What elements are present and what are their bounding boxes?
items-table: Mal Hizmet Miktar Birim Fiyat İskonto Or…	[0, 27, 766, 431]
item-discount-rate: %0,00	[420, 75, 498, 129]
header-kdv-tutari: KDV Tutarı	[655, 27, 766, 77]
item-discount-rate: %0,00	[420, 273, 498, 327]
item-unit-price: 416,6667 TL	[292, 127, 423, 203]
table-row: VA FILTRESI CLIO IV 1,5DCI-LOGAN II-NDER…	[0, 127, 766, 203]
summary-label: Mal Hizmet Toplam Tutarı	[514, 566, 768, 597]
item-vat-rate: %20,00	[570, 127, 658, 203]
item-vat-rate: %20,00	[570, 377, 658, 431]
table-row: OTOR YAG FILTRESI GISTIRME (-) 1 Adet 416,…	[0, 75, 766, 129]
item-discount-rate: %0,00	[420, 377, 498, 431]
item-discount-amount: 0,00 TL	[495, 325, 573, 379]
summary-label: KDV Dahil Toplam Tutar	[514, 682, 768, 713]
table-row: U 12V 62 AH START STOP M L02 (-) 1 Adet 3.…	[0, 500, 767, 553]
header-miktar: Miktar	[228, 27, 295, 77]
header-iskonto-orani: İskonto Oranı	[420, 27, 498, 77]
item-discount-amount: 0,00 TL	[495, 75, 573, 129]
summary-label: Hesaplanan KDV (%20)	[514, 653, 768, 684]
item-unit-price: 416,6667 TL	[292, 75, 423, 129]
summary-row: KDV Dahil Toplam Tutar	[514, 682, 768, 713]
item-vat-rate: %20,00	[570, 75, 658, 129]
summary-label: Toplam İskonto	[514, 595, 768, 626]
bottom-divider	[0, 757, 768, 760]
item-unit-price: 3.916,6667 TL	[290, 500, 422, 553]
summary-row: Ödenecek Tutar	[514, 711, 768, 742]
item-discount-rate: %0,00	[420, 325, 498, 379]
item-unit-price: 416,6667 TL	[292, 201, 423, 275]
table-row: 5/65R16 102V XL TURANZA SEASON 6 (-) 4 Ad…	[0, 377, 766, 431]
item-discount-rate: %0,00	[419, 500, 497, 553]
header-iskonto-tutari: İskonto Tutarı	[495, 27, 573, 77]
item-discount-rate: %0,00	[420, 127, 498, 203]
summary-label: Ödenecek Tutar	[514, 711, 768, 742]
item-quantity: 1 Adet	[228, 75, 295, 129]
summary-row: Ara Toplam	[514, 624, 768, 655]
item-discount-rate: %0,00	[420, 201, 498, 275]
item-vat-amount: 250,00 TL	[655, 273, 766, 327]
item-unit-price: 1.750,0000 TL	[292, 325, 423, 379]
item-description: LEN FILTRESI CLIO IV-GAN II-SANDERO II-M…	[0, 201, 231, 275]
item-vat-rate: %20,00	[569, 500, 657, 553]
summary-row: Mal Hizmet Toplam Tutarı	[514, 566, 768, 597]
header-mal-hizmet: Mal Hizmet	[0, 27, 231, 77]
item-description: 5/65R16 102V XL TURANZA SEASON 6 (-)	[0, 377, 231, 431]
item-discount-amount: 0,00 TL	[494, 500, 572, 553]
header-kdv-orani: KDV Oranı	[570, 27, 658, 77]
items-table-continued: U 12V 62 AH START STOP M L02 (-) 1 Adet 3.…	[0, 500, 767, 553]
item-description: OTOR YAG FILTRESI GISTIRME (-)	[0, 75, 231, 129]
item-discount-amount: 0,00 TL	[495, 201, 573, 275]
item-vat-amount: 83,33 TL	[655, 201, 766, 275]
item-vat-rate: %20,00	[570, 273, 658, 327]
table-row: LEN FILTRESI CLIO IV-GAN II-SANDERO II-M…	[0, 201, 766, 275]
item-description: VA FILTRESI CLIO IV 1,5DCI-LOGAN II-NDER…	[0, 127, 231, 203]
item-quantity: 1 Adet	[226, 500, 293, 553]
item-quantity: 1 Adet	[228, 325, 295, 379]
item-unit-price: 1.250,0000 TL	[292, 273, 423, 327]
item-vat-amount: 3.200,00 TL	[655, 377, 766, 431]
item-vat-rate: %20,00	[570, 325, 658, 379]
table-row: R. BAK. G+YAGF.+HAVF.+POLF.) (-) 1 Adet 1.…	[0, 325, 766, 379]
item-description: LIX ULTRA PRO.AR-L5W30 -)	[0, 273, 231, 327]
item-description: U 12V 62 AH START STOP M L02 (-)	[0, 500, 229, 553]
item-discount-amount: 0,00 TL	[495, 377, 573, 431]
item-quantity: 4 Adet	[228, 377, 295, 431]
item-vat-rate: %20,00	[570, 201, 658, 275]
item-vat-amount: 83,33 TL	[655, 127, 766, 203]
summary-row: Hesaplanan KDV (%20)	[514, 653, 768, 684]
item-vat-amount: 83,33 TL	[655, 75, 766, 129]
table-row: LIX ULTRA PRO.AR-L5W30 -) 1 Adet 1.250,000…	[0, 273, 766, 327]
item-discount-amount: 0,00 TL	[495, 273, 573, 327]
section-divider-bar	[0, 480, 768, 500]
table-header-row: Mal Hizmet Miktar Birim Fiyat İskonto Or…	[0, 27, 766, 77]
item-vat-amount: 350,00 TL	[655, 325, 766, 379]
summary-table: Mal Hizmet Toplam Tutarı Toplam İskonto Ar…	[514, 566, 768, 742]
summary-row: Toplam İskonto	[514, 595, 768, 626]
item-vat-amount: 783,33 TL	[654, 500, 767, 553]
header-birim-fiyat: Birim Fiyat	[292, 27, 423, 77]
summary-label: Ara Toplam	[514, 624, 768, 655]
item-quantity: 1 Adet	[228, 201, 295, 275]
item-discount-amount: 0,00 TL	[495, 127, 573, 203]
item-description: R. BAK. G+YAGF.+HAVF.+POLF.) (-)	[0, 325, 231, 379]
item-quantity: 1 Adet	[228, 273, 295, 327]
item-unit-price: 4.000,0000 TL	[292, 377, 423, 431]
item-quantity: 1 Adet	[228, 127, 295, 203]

**Job:** Arrange every line of the data above as a numbered list, leaving out any blank lines.

**Response to this exercise:**
1. What elements are present and what are their bounding boxes?
2. items-table: Mal Hizmet Miktar Birim Fiyat İskonto Or…	[0, 27, 766, 431]
3. item-discount-rate: %0,00	[420, 75, 498, 129]
4. header-kdv-tutari: KDV Tutarı	[655, 27, 766, 77]
5. item-discount-rate: %0,00	[420, 273, 498, 327]
6. item-unit-price: 416,6667 TL	[292, 127, 423, 203]
7. table-row: VA FILTRESI CLIO IV 1,5DCI-LOGAN II-NDER…	[0, 127, 766, 203]
8. summary-label: Mal Hizmet Toplam Tutarı	[514, 566, 768, 597]
9. item-vat-rate: %20,00	[570, 127, 658, 203]
10. item-vat-rate: %20,00	[570, 377, 658, 431]
11. table-row: OTOR YAG FILTRESI GISTIRME (-) 1 Adet 416,…	[0, 75, 766, 129]
12. item-discount-rate: %0,00	[420, 377, 498, 431]
13. item-discount-amount: 0,00 TL	[495, 325, 573, 379]
14. summary-label: KDV Dahil Toplam Tutar	[514, 682, 768, 713]
15. table-row: U 12V 62 AH START STOP M L02 (-) 1 Adet 3.…	[0, 500, 767, 553]
16. header-miktar: Miktar	[228, 27, 295, 77]
17. header-iskonto-orani: İskonto Oranı	[420, 27, 498, 77]
18. item-discount-amount: 0,00 TL	[495, 75, 573, 129]
19. summary-label: Hesaplanan KDV (%20)	[514, 653, 768, 684]
20. item-unit-price: 416,6667 TL	[292, 75, 423, 129]
21. summary-row: KDV Dahil Toplam Tutar	[514, 682, 768, 713]
22. item-vat-rate: %20,00	[570, 75, 658, 129]
23. summary-label: Toplam İskonto	[514, 595, 768, 626]
24. bottom-divider	[0, 757, 768, 760]
25. item-unit-price: 3.916,6667 TL	[290, 500, 422, 553]
26. summary-row: Ödenecek Tutar	[514, 711, 768, 742]
27. item-discount-rate: %0,00	[420, 325, 498, 379]
28. item-unit-price: 416,6667 TL	[292, 201, 423, 275]
29. table-row: 5/65R16 102V XL TURANZA SEASON 6 (-) 4 Ad…	[0, 377, 766, 431]
30. item-discount-rate: %0,00	[419, 500, 497, 553]
31. header-iskonto-tutari: İskonto Tutarı	[495, 27, 573, 77]
32. item-discount-rate: %0,00	[420, 127, 498, 203]
33. summary-label: Ödenecek Tutar	[514, 711, 768, 742]
34. item-quantity: 1 Adet	[228, 75, 295, 129]
35. summary-row: Ara Toplam	[514, 624, 768, 655]
36. item-discount-rate: %0,00	[420, 201, 498, 275]
37. item-vat-amount: 250,00 TL	[655, 273, 766, 327]
38. item-unit-price: 1.750,0000 TL	[292, 325, 423, 379]
39. item-description: LEN FILTRESI CLIO IV-GAN II-SANDERO II-M…	[0, 201, 231, 275]
40. item-vat-rate: %20,00	[569, 500, 657, 553]
41. summary-row: Mal Hizmet Toplam Tutarı	[514, 566, 768, 597]
42. header-mal-hizmet: Mal Hizmet	[0, 27, 231, 77]
43. item-description: 5/65R16 102V XL TURANZA SEASON 6 (-)	[0, 377, 231, 431]
44. item-discount-amount: 0,00 TL	[494, 500, 572, 553]
45. header-kdv-orani: KDV Oranı	[570, 27, 658, 77]
46. items-table-continued: U 12V 62 AH START STOP M L02 (-) 1 Adet 3.…	[0, 500, 767, 553]
47. item-description: OTOR YAG FILTRESI GISTIRME (-)	[0, 75, 231, 129]
48. item-discount-amount: 0,00 TL	[495, 201, 573, 275]
49. item-vat-amount: 83,33 TL	[655, 201, 766, 275]
50. item-vat-rate: %20,00	[570, 273, 658, 327]
51. table-row: LEN FILTRESI CLIO IV-GAN II-SANDERO II-M…	[0, 201, 766, 275]
52. item-description: VA FILTRESI CLIO IV 1,5DCI-LOGAN II-NDER…	[0, 127, 231, 203]
53. item-quantity: 1 Adet	[226, 500, 293, 553]
54. item-quantity: 1 Adet	[228, 325, 295, 379]
55. item-unit-price: 1.250,0000 TL	[292, 273, 423, 327]
56. item-vat-amount: 3.200,00 TL	[655, 377, 766, 431]
57. item-vat-rate: %20,00	[570, 325, 658, 379]
58. table-row: R. BAK. G+YAGF.+HAVF.+POLF.) (-) 1 Adet 1.…	[0, 325, 766, 379]
59. item-description: LIX ULTRA PRO.AR-L5W30 -)	[0, 273, 231, 327]
60. item-description: U 12V 62 AH START STOP M L02 (-)	[0, 500, 229, 553]
61. item-discount-amount: 0,00 TL	[495, 377, 573, 431]
62. item-quantity: 4 Adet	[228, 377, 295, 431]
63. item-vat-rate: %20,00	[570, 201, 658, 275]
64. item-vat-amount: 83,33 TL	[655, 127, 766, 203]
65. summary-row: Hesaplanan KDV (%20)	[514, 653, 768, 684]
66. item-vat-amount: 83,33 TL	[655, 75, 766, 129]
67. table-row: LIX ULTRA PRO.AR-L5W30 -) 1 Adet 1.250,000…	[0, 273, 766, 327]
68. item-discount-amount: 0,00 TL	[495, 273, 573, 327]
69. section-divider-bar	[0, 480, 768, 500]
70. table-header-row: Mal Hizmet Miktar Birim Fiyat İskonto Or…	[0, 27, 766, 77]
71. item-vat-amount: 350,00 TL	[655, 325, 766, 379]
72. summary-table: Mal Hizmet Toplam Tutarı Toplam İskonto Ar…	[514, 566, 768, 742]
73. summary-row: Toplam İskonto	[514, 595, 768, 626]
74. item-vat-amount: 783,33 TL	[654, 500, 767, 553]
75. header-birim-fiyat: Birim Fiyat	[292, 27, 423, 77]
76. summary-label: Ara Toplam	[514, 624, 768, 655]
77. item-quantity: 1 Adet	[228, 201, 295, 275]
78. item-discount-amount: 0,00 TL	[495, 127, 573, 203]
79. item-description: R. BAK. G+YAGF.+HAVF.+POLF.) (-)	[0, 325, 231, 379]
80. item-quantity: 1 Adet	[228, 273, 295, 327]
81. item-unit-price: 4.000,0000 TL	[292, 377, 423, 431]
82. item-quantity: 1 Adet	[228, 127, 295, 203]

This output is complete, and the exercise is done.